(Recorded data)
==============================

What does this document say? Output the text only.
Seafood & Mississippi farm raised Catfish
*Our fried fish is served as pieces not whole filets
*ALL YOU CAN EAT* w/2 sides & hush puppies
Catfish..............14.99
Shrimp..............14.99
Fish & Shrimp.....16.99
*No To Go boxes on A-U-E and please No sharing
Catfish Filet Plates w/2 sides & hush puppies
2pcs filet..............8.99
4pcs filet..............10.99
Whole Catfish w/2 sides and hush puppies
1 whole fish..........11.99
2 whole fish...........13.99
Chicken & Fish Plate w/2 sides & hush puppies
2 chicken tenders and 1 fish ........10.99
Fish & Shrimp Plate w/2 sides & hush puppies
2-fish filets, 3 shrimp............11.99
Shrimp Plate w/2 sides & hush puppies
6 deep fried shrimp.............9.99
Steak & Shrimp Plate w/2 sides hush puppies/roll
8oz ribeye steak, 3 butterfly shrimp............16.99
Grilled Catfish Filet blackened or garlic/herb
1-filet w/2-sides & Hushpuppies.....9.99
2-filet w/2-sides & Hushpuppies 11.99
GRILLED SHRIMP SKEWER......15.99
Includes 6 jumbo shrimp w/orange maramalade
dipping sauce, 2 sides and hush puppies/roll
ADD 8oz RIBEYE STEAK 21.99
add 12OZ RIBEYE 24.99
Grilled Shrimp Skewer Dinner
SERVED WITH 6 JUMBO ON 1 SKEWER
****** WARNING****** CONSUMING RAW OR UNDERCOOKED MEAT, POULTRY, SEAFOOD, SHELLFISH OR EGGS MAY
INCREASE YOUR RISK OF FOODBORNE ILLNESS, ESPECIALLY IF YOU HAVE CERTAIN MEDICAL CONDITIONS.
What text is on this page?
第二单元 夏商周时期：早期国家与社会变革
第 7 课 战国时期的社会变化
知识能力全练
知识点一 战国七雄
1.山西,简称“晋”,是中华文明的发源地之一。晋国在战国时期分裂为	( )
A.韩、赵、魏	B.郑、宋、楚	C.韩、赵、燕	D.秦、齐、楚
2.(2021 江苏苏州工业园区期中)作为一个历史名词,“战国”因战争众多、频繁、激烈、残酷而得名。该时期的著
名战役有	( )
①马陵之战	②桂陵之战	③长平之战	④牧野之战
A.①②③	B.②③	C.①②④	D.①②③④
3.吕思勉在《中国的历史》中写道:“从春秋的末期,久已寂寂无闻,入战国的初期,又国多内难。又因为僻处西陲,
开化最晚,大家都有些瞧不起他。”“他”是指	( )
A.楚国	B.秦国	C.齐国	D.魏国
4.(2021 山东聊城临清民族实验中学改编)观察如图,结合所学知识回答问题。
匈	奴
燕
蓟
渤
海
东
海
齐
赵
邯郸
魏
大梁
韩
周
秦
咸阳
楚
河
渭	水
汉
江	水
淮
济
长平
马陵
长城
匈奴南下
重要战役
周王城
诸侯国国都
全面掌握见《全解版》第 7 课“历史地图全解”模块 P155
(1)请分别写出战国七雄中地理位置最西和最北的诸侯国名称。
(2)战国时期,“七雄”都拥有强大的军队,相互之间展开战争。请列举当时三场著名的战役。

==============================

Extract all the entries word for word.

What does this document say? Output the text only.
Seafood & Mississippi farm raised Catfish
*Our fried fish is served as pieces not whole filets
*ALL YOU CAN EAT* w/2 sides & hush puppies
Catfish..............14.99
Shrimp..............14.99
Fish & Shrimp.....16.99
*No To Go boxes on A-U-E and please No sharing
Catfish Filet Plates w/2 sides & hush puppies
2pcs filet..............8.99
4pcs filet..............10.99
Whole Catfish w/2 sides and hush puppies
1 whole fish..........11.99
2 whole fish...........13.99
Chicken & Fish Plate w/2 sides & hush puppies
2 chicken tenders and 1 fish ........10.99
Fish & Shrimp Plate w/2 sides & hush puppies
2-fish filets, 3 shrimp............11.99
Shrimp Plate w/2 sides & hush puppies
6 deep fried shrimp.............9.99
Steak & Shrimp Plate w/2 sides hush puppies/roll
8oz ribeye steak, 3 butterfly shrimp............16.99
Grilled Catfish Filet blackened or garlic/herb
1-filet w/2-sides & Hushpuppies.....9.99
2-filet w/2-sides & Hushpuppies 11.99
GRILLED SHRIMP SKEWER......15.99
Includes 6 jumbo shrimp w/orange maramalade
dipping sauce, 2 sides and hush puppies/roll
ADD 8oz RIBEYE STEAK 21.99
add 12OZ RIBEYE 24.99
Grilled Shrimp Skewer Dinner
SERVED WITH 6 JUMBO ON 1 SKEWER
****** WARNING****** CONSUMING RAW OR UNDERCOOKED MEAT, POULTRY, SEAFOOD, SHELLFISH OR EGGS MAY
INCREASE YOUR RISK OF FOODBORNE ILLNESS, ESPECIALLY IF YOU HAVE CERTAIN MEDICAL CONDITIONS.
What text is on this page?
第二单元 夏商周时期：早期国家与社会变革
第 7 课 战国时期的社会变化
知识能力全练
知识点一 战国七雄
1.山西,简称“晋”,是中华文明的发源地之一。晋国在战国时期分裂为	( )
A.韩、赵、魏	B.郑、宋、楚	C.韩、赵、燕	D.秦、齐、楚
2.(2021 江苏苏州工业园区期中)作为一个历史名词,“战国”因战争众多、频繁、激烈、残酷而得名。该时期的著
名战役有	( )
①马陵之战	②桂陵之战	③长平之战	④牧野之战
A.①②③	B.②③	C.①②④	D.①②③④
3.吕思勉在《中国的历史》中写道:“从春秋的末期,久已寂寂无闻,入战国的初期,又国多内难。又因为僻处西陲,
开化最晚,大家都有些瞧不起他。”“他”是指	( )
A.楚国	B.秦国	C.齐国	D.魏国
4.(2021 山东聊城临清民族实验中学改编)观察如图,结合所学知识回答问题。
匈	奴
燕
蓟
渤
海
东
海
齐
赵
邯郸
魏
大梁
韩
周
秦
咸阳
楚
河
渭	水
汉
江	水
淮
济
长平
马陵
长城
匈奴南下
重要战役
周王城
诸侯国国都
全面掌握见《全解版》第 7 课“历史地图全解”模块 P155
(1)请分别写出战国七雄中地理位置最西和最北的诸侯国名称。
(2)战国时期,“七雄”都拥有强大的军队,相互之间展开战争。请列举当时三场著名的战役。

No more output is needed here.